[START Material to process]

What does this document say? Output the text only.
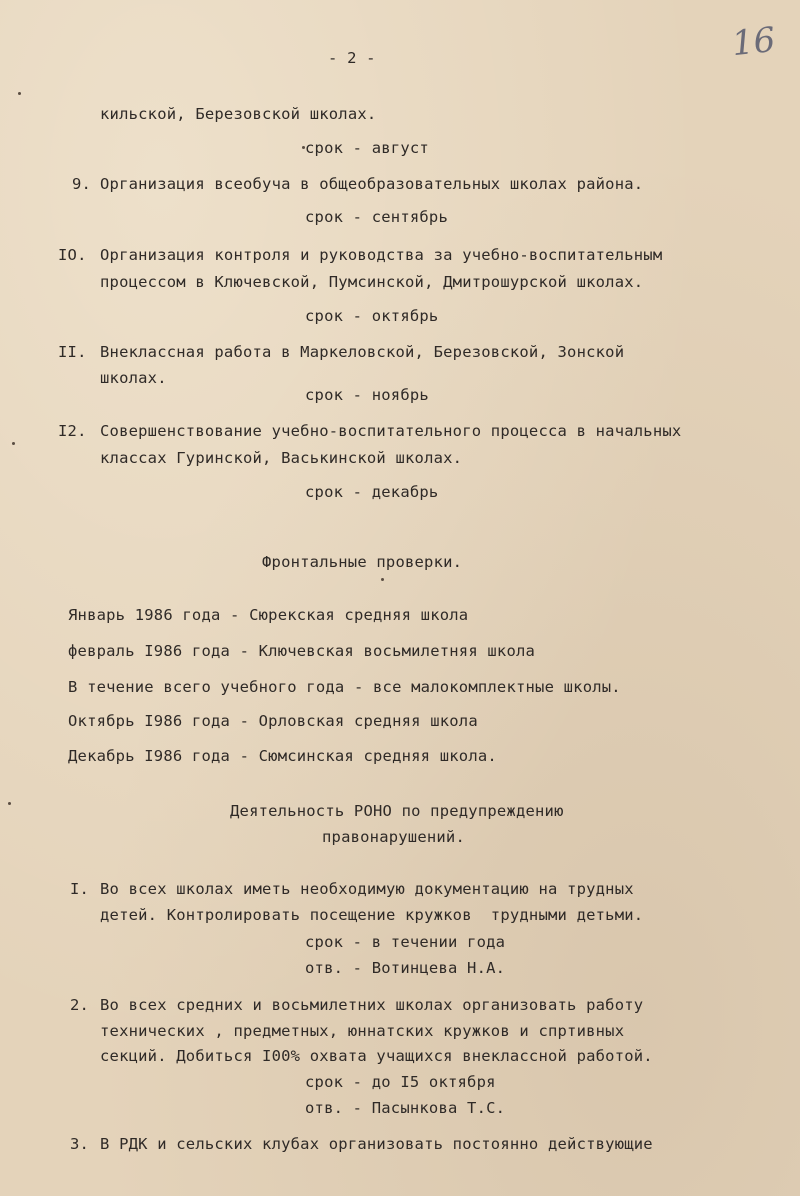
- 2 -	16
кильской, Березовской школах.
срок - август
9. Организация всеобуча в общеобразовательных школах района.
срок - сентябрь
IO. Организация контроля и руководства за учебно-воспитательным
процессом в Ключевской, Пумсинской, Дмитрошурской школах.
срок - октябрь
II. Внеклассная работа в Маркеловской, Березовской, Зонской
школах.
срок - ноябрь
I2. Совершенствование учебно-воспитательного процесса в начальных
классах Гуринской, Васькинской школах.
срок - декабрь
Фронтальные проверки.
Январь 1986 года - Сюрекская средняя школа
февраль I986 года - Ключевская восьмилетняя школа
В течение всего учебного года - все малокомплектные школы.
Октябрь I986 года - Орловская средняя школа
Декабрь I986 года - Сюмсинская средняя школа.
Деятельность РОНО по предупреждению
правонарушений.
I. Во всех школах иметь необходимую документацию на трудных
детей. Контролировать посещение кружков  трудными детьми.
срок - в течении года
отв. - Вотинцева Н.А.
2. Во всех средних и восьмилетних школах организовать работу
технических , предметных, юннатских кружков и спртивных
секций. Добиться I00% охвата учащихся внеклассной работой.
срок - до I5 октября
отв. - Пасынкова Т.С.
3. В РДК и сельских клубах организовать постоянно действующие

[END Material to process]

## Given task
Give the data again exactly as written, with all pictures left out.

## Answer below
What does this document say? Output the text only.
- 2 -	16
кильской, Березовской школах.
срок - август
9. Организация всеобуча в общеобразовательных школах района.
срок - сентябрь
IO. Организация контроля и руководства за учебно-воспитательным
процессом в Ключевской, Пумсинской, Дмитрошурской школах.
срок - октябрь
II. Внеклассная работа в Маркеловской, Березовской, Зонской
школах.
срок - ноябрь
I2. Совершенствование учебно-воспитательного процесса в начальных
классах Гуринской, Васькинской школах.
срок - декабрь
Фронтальные проверки.
Январь 1986 года - Сюрекская средняя школа
февраль I986 года - Ключевская восьмилетняя школа
В течение всего учебного года - все малокомплектные школы.
Октябрь I986 года - Орловская средняя школа
Декабрь I986 года - Сюмсинская средняя школа.
Деятельность РОНО по предупреждению
правонарушений.
I. Во всех школах иметь необходимую документацию на трудных
детей. Контролировать посещение кружков  трудными детьми.
срок - в течении года
отв. - Вотинцева Н.А.
2. Во всех средних и восьмилетних школах организовать работу
технических , предметных, юннатских кружков и спртивных
секций. Добиться I00% охвата учащихся внеклассной работой.
срок - до I5 октября
отв. - Пасынкова Т.С.
3. В РДК и сельских клубах организовать постоянно действующие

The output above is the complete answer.